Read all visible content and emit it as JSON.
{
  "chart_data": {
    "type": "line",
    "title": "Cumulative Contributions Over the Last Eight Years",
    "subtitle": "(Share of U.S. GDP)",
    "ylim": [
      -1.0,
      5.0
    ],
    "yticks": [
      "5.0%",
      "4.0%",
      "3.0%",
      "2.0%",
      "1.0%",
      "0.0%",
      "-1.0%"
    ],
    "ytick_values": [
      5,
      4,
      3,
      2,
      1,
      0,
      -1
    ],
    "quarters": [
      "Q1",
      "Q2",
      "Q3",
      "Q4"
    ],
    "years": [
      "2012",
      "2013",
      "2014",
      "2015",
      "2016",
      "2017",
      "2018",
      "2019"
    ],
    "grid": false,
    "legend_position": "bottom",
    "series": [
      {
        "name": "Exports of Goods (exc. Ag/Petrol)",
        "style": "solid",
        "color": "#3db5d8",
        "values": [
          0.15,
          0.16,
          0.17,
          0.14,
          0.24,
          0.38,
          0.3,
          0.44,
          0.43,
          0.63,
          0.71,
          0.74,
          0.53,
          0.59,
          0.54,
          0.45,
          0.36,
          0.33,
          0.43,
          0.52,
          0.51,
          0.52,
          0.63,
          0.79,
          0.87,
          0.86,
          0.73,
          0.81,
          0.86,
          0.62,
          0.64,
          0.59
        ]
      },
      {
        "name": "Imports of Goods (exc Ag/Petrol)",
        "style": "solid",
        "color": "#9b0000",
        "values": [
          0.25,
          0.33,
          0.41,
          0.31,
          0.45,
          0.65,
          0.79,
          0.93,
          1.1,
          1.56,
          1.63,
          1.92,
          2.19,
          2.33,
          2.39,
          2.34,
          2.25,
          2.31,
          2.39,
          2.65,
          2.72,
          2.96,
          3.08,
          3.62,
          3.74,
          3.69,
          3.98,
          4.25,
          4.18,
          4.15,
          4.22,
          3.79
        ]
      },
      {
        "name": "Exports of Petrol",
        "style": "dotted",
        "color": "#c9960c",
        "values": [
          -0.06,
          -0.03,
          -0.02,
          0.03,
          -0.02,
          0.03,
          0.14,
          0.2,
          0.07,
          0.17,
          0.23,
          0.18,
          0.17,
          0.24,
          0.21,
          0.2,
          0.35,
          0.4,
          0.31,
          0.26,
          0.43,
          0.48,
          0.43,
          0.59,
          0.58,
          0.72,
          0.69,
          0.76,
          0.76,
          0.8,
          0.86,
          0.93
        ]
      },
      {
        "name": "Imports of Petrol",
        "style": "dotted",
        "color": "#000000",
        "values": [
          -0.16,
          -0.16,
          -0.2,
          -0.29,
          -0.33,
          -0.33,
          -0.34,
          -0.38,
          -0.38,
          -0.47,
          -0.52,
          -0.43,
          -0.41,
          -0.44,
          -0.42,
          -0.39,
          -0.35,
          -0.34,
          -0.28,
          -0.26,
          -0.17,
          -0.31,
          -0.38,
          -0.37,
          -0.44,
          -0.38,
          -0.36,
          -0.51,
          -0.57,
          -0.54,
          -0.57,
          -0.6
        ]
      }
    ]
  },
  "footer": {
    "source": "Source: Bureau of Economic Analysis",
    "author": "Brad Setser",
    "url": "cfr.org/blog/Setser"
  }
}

WHAT IS REQUIRED → Write out every line exactly as it stands.

THE RESULT →
Read all visible content and emit it as JSON.
{
  "chart_data": {
    "type": "line",
    "title": "Cumulative Contributions Over the Last Eight Years",
    "subtitle": "(Share of U.S. GDP)",
    "ylim": [
      -1.0,
      5.0
    ],
    "yticks": [
      "5.0%",
      "4.0%",
      "3.0%",
      "2.0%",
      "1.0%",
      "0.0%",
      "-1.0%"
    ],
    "ytick_values": [
      5,
      4,
      3,
      2,
      1,
      0,
      -1
    ],
    "quarters": [
      "Q1",
      "Q2",
      "Q3",
      "Q4"
    ],
    "years": [
      "2012",
      "2013",
      "2014",
      "2015",
      "2016",
      "2017",
      "2018",
      "2019"
    ],
    "grid": false,
    "legend_position": "bottom",
    "series": [
      {
        "name": "Exports of Goods (exc. Ag/Petrol)",
        "style": "solid",
        "color": "#3db5d8",
        "values": [
          0.15,
          0.16,
          0.17,
          0.14,
          0.24,
          0.38,
          0.3,
          0.44,
          0.43,
          0.63,
          0.71,
          0.74,
          0.53,
          0.59,
          0.54,
          0.45,
          0.36,
          0.33,
          0.43,
          0.52,
          0.51,
          0.52,
          0.63,
          0.79,
          0.87,
          0.86,
          0.73,
          0.81,
          0.86,
          0.62,
          0.64,
          0.59
        ]
      },
      {
        "name": "Imports of Goods (exc Ag/Petrol)",
        "style": "solid",
        "color": "#9b0000",
        "values": [
          0.25,
          0.33,
          0.41,
          0.31,
          0.45,
          0.65,
          0.79,
          0.93,
          1.1,
          1.56,
          1.63,
          1.92,
          2.19,
          2.33,
          2.39,
          2.34,
          2.25,
          2.31,
          2.39,
          2.65,
          2.72,
          2.96,
          3.08,
          3.62,
          3.74,
          3.69,
          3.98,
          4.25,
          4.18,
          4.15,
          4.22,
          3.79
        ]
      },
      {
        "name": "Exports of Petrol",
        "style": "dotted",
        "color": "#c9960c",
        "values": [
          -0.06,
          -0.03,
          -0.02,
          0.03,
          -0.02,
          0.03,
          0.14,
          0.2,
          0.07,
          0.17,
          0.23,
          0.18,
          0.17,
          0.24,
          0.21,
          0.2,
          0.35,
          0.4,
          0.31,
          0.26,
          0.43,
          0.48,
          0.43,
          0.59,
          0.58,
          0.72,
          0.69,
          0.76,
          0.76,
          0.8,
          0.86,
          0.93
        ]
      },
      {
        "name": "Imports of Petrol",
        "style": "dotted",
        "color": "#000000",
        "values": [
          -0.16,
          -0.16,
          -0.2,
          -0.29,
          -0.33,
          -0.33,
          -0.34,
          -0.38,
          -0.38,
          -0.47,
          -0.52,
          -0.43,
          -0.41,
          -0.44,
          -0.42,
          -0.39,
          -0.35,
          -0.34,
          -0.28,
          -0.26,
          -0.17,
          -0.31,
          -0.38,
          -0.37,
          -0.44,
          -0.38,
          -0.36,
          -0.51,
          -0.57,
          -0.54,
          -0.57,
          -0.6
        ]
      }
    ]
  },
  "footer": {
    "source": "Source: Bureau of Economic Analysis",
    "author": "Brad Setser",
    "url": "cfr.org/blog/Setser"
  }
}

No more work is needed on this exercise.